Render the stretch of rows from the start through the line containing "data-label: 7.41 (382, 348, 401, 360)" as a numbered list, omitting any blank lines.

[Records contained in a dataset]

-=-=-

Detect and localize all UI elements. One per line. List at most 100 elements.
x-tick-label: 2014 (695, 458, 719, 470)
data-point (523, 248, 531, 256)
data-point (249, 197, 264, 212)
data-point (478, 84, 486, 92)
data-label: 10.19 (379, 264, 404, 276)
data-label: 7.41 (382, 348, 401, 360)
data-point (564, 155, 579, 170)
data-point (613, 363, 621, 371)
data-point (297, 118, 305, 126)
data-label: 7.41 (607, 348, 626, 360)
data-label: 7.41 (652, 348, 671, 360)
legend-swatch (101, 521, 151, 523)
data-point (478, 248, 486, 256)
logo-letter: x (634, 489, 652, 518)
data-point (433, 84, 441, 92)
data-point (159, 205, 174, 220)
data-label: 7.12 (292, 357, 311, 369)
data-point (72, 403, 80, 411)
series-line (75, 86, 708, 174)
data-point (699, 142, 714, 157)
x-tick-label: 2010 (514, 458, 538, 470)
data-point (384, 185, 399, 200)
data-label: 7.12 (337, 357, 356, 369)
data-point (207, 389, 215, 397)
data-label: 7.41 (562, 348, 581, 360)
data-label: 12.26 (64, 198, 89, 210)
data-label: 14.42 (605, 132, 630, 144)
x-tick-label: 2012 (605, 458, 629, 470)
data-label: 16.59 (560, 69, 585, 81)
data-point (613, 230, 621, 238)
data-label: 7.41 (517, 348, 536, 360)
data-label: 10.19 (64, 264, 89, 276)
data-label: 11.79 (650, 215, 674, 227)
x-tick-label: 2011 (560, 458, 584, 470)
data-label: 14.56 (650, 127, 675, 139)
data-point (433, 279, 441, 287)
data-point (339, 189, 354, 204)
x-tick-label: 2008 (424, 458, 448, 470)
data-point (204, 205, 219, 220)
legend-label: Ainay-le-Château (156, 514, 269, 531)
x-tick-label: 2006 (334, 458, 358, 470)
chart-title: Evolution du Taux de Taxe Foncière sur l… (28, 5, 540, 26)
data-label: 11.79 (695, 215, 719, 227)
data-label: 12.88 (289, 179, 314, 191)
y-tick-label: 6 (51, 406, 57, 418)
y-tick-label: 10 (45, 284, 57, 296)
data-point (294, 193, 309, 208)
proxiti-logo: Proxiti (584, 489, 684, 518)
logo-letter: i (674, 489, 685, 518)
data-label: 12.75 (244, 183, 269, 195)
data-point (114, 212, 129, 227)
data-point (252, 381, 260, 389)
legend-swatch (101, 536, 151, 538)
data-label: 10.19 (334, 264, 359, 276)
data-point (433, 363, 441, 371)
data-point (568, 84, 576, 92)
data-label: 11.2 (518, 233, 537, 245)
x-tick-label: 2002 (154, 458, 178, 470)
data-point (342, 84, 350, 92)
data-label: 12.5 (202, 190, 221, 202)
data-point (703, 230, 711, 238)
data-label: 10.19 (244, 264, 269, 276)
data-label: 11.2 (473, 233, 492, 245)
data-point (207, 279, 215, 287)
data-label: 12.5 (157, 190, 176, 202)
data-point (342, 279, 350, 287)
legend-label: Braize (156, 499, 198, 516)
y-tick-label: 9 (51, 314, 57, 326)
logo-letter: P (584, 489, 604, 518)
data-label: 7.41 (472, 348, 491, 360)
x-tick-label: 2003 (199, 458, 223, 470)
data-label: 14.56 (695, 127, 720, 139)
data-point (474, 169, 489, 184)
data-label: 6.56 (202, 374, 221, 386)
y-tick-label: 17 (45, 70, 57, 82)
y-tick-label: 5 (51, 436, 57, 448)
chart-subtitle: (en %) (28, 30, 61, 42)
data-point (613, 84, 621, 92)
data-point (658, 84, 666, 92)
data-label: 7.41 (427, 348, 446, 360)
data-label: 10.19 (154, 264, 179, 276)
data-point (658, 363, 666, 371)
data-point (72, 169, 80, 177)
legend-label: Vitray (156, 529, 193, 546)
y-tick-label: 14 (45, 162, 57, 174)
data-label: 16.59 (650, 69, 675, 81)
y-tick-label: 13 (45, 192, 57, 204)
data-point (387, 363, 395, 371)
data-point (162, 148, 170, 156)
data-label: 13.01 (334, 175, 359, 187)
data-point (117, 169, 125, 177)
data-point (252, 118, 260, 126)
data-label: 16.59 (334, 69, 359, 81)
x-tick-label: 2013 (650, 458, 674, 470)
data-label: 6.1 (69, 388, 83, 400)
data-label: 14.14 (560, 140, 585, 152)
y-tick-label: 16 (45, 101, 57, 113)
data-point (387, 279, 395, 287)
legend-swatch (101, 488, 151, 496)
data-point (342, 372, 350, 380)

-=-=-

= The completed task =
1. Detect and localize all UI elements. One per line. List at most 100 elements.
2. x-tick-label: 2014 (695, 458, 719, 470)
3. data-point (523, 248, 531, 256)
4. data-point (249, 197, 264, 212)
5. data-point (478, 84, 486, 92)
6. data-label: 10.19 (379, 264, 404, 276)
7. data-label: 7.41 (382, 348, 401, 360)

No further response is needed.